TEXT SECTION:
[START]

# Twitter use in Business



## croessler (Jun 22, 2007)

First let me say that I have read the earlier topics regarding using Twitter in general. Now then, with that out of the way, I am curious if there are any business folks here (Large or Small) that see this a tool for business. One example being a way to stay connected to your vendors / suppliers. I have a friend that owns a supply business that has asked my opinion on this matter.

Please all of you entrepreneurial types out there let me hear your thoughts on this subject.

Thanks in Advance,


----------



## TheDane (May 15, 2008)

I think it depends on the business and the products. I know some retail and food service operations where it does a good job for them … they use it to 'update' customers on specials, sale items, etc.

In the business I am in (niche computer software), we don't see much to be gained. Our clients are enterprise level operations that come to us because of the very specialized nature of our product. If we were selling shrink-wrapped software to the consumer market, we would be on Twitter in a New York minute.

[END]

SUPPLIED MATERIAL:
[START]

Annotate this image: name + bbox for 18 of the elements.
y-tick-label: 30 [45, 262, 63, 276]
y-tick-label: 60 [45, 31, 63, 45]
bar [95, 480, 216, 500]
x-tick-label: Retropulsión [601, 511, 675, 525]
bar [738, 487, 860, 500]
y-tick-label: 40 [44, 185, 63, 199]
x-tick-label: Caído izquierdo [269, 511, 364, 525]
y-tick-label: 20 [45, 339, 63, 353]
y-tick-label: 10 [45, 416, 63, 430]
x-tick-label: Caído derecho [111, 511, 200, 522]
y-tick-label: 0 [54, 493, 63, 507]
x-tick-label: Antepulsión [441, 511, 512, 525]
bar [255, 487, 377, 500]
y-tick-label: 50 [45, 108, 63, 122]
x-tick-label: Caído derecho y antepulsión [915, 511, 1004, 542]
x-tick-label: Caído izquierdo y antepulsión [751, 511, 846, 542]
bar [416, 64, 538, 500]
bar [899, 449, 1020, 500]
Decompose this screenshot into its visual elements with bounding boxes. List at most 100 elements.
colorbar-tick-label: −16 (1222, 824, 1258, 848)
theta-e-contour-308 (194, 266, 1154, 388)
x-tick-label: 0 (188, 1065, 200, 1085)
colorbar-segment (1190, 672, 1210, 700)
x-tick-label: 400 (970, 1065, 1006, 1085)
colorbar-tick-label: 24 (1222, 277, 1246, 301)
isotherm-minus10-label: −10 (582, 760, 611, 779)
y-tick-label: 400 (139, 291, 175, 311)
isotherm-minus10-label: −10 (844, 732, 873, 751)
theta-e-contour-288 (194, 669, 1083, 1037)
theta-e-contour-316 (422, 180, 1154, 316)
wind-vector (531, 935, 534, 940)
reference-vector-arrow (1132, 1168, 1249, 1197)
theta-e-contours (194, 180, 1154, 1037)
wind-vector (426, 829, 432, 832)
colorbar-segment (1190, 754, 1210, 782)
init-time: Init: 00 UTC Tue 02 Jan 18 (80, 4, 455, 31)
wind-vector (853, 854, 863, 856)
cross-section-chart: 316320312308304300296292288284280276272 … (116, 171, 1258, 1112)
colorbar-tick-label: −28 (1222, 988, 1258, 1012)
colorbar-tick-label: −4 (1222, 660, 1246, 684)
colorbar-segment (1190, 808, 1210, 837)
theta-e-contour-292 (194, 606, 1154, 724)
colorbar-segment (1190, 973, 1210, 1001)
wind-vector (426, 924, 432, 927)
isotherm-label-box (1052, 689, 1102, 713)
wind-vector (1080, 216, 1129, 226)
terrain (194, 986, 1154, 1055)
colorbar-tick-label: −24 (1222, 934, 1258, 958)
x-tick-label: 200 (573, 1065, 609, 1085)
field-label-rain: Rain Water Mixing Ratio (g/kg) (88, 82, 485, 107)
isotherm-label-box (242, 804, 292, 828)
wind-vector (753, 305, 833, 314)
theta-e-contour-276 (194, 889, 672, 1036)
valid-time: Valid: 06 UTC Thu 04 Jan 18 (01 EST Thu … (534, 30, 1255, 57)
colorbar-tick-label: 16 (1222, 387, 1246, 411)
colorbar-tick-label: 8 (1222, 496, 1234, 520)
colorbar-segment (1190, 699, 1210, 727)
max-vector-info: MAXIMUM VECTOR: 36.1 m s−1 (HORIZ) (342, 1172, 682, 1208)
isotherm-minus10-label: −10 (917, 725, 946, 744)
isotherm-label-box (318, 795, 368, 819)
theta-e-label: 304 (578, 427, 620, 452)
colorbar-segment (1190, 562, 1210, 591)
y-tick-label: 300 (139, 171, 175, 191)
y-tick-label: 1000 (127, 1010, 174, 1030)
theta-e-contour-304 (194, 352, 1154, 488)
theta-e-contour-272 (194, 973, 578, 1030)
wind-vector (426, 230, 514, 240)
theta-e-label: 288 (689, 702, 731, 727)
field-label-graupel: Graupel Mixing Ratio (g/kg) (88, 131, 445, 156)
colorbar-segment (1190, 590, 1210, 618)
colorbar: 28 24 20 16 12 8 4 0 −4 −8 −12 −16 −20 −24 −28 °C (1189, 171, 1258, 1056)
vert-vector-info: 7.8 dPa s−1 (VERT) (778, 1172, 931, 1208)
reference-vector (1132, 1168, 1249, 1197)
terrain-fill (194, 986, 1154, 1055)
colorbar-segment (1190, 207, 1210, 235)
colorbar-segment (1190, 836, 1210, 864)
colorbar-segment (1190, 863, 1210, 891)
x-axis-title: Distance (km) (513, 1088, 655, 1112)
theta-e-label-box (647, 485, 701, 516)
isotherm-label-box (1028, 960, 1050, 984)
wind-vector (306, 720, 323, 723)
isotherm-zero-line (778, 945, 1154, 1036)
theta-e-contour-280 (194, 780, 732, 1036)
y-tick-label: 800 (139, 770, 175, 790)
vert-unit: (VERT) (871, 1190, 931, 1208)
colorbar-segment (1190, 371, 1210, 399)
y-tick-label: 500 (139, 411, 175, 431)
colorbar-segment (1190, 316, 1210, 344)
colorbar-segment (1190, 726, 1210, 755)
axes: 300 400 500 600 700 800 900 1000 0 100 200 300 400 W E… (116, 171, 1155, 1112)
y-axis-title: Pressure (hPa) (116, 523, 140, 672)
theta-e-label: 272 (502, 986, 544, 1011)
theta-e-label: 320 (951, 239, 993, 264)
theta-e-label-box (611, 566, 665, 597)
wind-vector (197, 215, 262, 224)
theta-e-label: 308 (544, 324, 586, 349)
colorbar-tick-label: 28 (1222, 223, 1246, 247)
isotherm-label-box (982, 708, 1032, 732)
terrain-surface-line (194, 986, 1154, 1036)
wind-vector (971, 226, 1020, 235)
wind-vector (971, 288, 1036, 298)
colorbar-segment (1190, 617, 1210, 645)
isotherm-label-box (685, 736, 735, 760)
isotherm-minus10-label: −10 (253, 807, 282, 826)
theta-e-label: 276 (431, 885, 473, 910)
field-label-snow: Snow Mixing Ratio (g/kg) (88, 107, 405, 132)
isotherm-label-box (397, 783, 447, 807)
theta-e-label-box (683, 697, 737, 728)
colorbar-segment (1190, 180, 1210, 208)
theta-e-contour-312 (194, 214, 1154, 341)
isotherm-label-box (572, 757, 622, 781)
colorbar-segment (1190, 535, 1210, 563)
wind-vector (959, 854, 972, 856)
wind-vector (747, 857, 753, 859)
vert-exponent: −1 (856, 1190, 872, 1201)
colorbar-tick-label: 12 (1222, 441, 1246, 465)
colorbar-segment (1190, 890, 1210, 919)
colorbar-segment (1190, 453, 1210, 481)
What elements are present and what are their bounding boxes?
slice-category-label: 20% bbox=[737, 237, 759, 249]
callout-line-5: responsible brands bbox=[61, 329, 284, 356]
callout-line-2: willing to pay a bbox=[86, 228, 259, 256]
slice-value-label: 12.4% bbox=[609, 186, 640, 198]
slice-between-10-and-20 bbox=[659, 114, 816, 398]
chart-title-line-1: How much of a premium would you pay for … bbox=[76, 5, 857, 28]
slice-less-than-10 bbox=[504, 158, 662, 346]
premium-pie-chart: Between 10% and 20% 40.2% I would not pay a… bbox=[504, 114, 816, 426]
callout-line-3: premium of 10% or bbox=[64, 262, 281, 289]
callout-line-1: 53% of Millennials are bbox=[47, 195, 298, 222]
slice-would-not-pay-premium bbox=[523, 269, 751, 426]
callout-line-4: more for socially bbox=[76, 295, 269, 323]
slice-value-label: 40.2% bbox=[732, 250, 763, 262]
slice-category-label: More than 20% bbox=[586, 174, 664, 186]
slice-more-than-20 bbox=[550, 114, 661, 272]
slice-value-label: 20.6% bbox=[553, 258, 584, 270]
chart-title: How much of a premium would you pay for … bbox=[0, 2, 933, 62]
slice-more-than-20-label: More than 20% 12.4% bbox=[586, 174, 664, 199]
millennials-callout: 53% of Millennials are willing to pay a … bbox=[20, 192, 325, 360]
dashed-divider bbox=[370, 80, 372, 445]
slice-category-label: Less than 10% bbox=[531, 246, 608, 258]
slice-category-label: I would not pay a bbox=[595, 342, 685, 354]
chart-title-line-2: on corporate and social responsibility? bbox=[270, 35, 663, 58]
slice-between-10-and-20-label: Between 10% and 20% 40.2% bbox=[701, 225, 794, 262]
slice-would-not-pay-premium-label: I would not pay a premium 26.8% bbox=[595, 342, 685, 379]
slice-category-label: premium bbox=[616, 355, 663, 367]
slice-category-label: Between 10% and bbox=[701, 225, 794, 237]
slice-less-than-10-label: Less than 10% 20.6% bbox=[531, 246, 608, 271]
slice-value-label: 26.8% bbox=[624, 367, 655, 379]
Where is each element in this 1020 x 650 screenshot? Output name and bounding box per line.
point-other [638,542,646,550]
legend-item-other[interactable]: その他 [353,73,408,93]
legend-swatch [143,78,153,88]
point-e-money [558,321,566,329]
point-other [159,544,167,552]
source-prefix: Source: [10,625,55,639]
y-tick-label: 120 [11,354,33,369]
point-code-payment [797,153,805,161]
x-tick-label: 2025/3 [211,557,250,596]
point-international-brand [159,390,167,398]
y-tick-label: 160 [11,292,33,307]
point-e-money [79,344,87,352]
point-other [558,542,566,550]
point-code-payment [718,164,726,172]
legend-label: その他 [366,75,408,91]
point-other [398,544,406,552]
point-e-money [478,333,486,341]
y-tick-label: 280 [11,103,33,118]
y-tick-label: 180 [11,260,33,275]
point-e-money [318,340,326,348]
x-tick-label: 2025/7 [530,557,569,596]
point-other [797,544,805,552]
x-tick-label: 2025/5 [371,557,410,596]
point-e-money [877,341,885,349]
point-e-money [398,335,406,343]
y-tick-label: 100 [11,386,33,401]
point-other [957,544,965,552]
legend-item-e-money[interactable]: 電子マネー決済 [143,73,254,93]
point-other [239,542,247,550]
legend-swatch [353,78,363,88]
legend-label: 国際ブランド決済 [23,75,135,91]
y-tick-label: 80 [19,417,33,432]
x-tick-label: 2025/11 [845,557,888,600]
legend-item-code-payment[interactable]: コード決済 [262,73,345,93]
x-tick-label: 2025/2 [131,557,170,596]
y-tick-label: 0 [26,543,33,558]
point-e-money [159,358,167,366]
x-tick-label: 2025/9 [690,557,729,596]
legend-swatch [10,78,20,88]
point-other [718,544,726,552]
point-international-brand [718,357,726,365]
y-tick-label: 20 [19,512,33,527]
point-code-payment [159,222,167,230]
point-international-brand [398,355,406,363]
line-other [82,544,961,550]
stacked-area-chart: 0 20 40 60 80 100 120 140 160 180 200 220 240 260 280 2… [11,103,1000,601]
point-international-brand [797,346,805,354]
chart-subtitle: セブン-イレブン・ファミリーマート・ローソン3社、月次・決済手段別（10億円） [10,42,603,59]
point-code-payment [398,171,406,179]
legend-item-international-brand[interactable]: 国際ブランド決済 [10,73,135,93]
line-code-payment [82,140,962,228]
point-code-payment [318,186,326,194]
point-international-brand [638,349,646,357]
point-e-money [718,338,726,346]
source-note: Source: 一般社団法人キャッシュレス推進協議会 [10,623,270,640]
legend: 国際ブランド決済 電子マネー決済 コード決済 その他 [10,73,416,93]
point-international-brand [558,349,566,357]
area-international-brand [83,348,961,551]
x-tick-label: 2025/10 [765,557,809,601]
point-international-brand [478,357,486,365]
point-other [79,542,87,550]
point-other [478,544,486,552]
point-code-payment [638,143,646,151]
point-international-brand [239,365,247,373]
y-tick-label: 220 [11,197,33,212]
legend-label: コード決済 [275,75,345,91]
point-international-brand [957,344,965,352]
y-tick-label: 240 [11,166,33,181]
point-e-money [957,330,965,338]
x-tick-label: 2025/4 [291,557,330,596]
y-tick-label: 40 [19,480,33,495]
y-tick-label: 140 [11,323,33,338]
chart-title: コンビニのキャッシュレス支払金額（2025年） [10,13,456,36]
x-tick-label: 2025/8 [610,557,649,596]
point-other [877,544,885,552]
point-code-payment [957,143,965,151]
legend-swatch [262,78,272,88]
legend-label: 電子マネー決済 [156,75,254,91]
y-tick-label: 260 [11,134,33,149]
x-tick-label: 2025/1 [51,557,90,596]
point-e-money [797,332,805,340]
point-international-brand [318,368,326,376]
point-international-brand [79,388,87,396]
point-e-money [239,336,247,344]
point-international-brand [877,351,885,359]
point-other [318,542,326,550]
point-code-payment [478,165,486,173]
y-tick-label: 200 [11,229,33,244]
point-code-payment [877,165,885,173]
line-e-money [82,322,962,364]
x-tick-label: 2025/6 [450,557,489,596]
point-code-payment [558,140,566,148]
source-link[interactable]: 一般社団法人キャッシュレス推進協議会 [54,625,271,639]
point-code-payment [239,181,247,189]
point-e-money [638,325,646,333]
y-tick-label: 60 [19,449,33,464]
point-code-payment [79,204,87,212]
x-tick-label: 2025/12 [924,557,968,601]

[END]

INSTRUCTIONS:
1 > In the forum thread on using Twitter in business, what kind of business does TheDane say they are in?
2 > Carry on the forum thread about using Twitter in business, writing what comes after its final post.

OUTPUTS FOR THE TASKS:
1 > Niche computer software.

2 >
----------



## croessler (Jun 22, 2007)

Dane,

I believe they are thinking along the lines of your first statement. I'm hoping to find someone that actually uses it in that manner. But, I still welcome any comments on the subject.


----------



## Wood_smith (Feb 12, 2010)

I'm on Twitter, it gets me some traffic to my site… I think. I may be a little skeptical, but I think a lot of the people who say small business can't survive with social networking sites like Twitter, MySpace and Facebook are those businesses that want you to buy their get-rich-quick schemes for using social media successfully.
I'm still not sure how to make it work, other than following 10,000 'Tweeters' and hope some of them follow you.
Maybe my products are no good, but most of the things I see on Facebook are people posting YouTube videos, playing silly games like Farmville and trying to beat the number of friends that their friends have.

Am I wrong? Please correct me, 'cause I could use the tips!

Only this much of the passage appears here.